◆ SET TASK
Every line with the word "point" in it should be extracted from the data that follows.

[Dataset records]
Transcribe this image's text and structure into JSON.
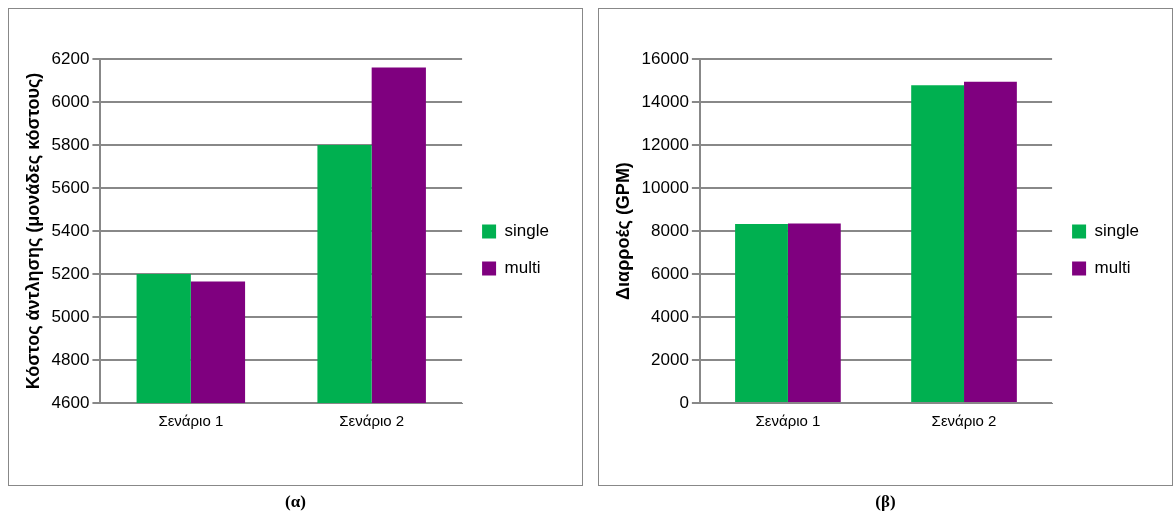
{
  "chart_data": [
    {
      "type": "bar",
      "ylabel": "Κόστος άντλησης (μονάδες κόστους)",
      "categories": [
        "Σενάριο 1",
        "Σενάριο 2"
      ],
      "series": [
        {
          "name": "single",
          "color": "#00b050",
          "values": [
            5200,
            5800
          ]
        },
        {
          "name": "multi",
          "color": "#7f007f",
          "values": [
            5165,
            6160
          ]
        }
      ],
      "ylim": [
        4600,
        6200
      ],
      "yticks": [
        4600,
        4800,
        5000,
        5200,
        5400,
        5600,
        5800,
        6000,
        6200
      ],
      "grid": "y",
      "legend": "right",
      "annotations": [
        "(α)"
      ]
    },
    {
      "type": "bar",
      "ylabel": "Διαρροές (GPM)",
      "categories": [
        "Σενάριο 1",
        "Σενάριο 2"
      ],
      "series": [
        {
          "name": "single",
          "color": "#00b050",
          "values": [
            8330,
            14780
          ]
        },
        {
          "name": "multi",
          "color": "#7f007f",
          "values": [
            8350,
            14940
          ]
        }
      ],
      "ylim": [
        0,
        16000
      ],
      "yticks": [
        0,
        2000,
        4000,
        6000,
        8000,
        10000,
        12000,
        14000,
        16000
      ],
      "grid": "y",
      "legend": "right",
      "annotations": [
        "(β)"
      ]
    }
  ]
}
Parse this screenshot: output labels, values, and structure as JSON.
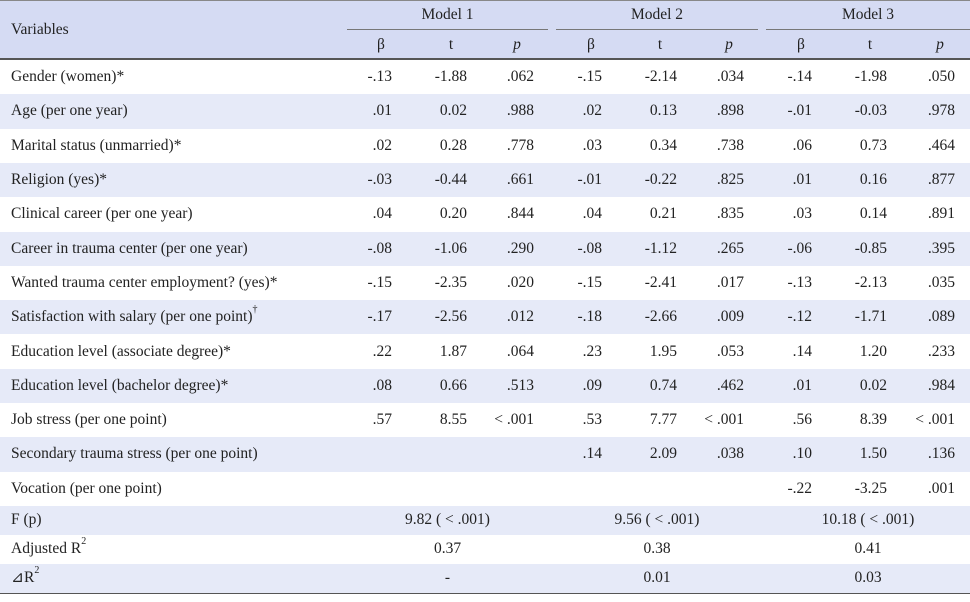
{
  "table": {
    "header": {
      "variables": "Variables",
      "models": [
        "Model 1",
        "Model 2",
        "Model 3"
      ],
      "stats": [
        "β",
        "t",
        "p"
      ]
    },
    "rows": [
      {
        "label": "Gender (women)*",
        "cells": [
          "-.13",
          "-1.88",
          ".062",
          "-.15",
          "-2.14",
          ".034",
          "-.14",
          "-1.98",
          ".050"
        ]
      },
      {
        "label": "Age (per one year)",
        "cells": [
          ".01",
          "0.02",
          ".988",
          ".02",
          "0.13",
          ".898",
          "-.01",
          "-0.03",
          ".978"
        ]
      },
      {
        "label": "Marital status (unmarried)*",
        "cells": [
          ".02",
          "0.28",
          ".778",
          ".03",
          "0.34",
          ".738",
          ".06",
          "0.73",
          ".464"
        ]
      },
      {
        "label": "Religion (yes)*",
        "cells": [
          "-.03",
          "-0.44",
          ".661",
          "-.01",
          "-0.22",
          ".825",
          ".01",
          "0.16",
          ".877"
        ]
      },
      {
        "label": "Clinical career (per one year)",
        "cells": [
          ".04",
          "0.20",
          ".844",
          ".04",
          "0.21",
          ".835",
          ".03",
          "0.14",
          ".891"
        ]
      },
      {
        "label": "Career in trauma center (per one year)",
        "cells": [
          "-.08",
          "-1.06",
          ".290",
          "-.08",
          "-1.12",
          ".265",
          "-.06",
          "-0.85",
          ".395"
        ]
      },
      {
        "label": "Wanted trauma center employment? (yes)*",
        "cells": [
          "-.15",
          "-2.35",
          ".020",
          "-.15",
          "-2.41",
          ".017",
          "-.13",
          "-2.13",
          ".035"
        ]
      },
      {
        "label": "Satisfaction with salary (per one point)",
        "sup": "†",
        "cells": [
          "-.17",
          "-2.56",
          ".012",
          "-.18",
          "-2.66",
          ".009",
          "-.12",
          "-1.71",
          ".089"
        ]
      },
      {
        "label": "Education level (associate degree)*",
        "cells": [
          ".22",
          "1.87",
          ".064",
          ".23",
          "1.95",
          ".053",
          ".14",
          "1.20",
          ".233"
        ]
      },
      {
        "label": "Education level (bachelor degree)*",
        "cells": [
          ".08",
          "0.66",
          ".513",
          ".09",
          "0.74",
          ".462",
          ".01",
          "0.02",
          ".984"
        ]
      },
      {
        "label": "Job stress (per one point)",
        "cells": [
          ".57",
          "8.55",
          "< .001",
          ".53",
          "7.77",
          "< .001",
          ".56",
          "8.39",
          "< .001"
        ]
      },
      {
        "label": "Secondary trauma stress (per one point)",
        "cells": [
          null,
          null,
          null,
          ".14",
          "2.09",
          ".038",
          ".10",
          "1.50",
          ".136"
        ]
      },
      {
        "label": "Vocation (per one point)",
        "cells": [
          null,
          null,
          null,
          null,
          null,
          null,
          "-.22",
          "-3.25",
          ".001"
        ]
      }
    ],
    "summary": [
      {
        "label": "F (p)",
        "cells": [
          "9.82 ( < .001)",
          "9.56 ( < .001)",
          "10.18 ( < .001)"
        ]
      },
      {
        "label": "Adjusted R",
        "sup": "2",
        "cells": [
          "0.37",
          "0.38",
          "0.41"
        ]
      },
      {
        "label": "⊿R",
        "sup": "2",
        "cells": [
          "-",
          "0.01",
          "0.03"
        ]
      }
    ]
  }
}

◆ WORKED ANSWER
        "label": "Satisfaction with salary (per one point)",
        "label": "Job stress (per one point)",
        "label": "Secondary trauma stress (per one point)",
        "label": "Vocation (per one point)",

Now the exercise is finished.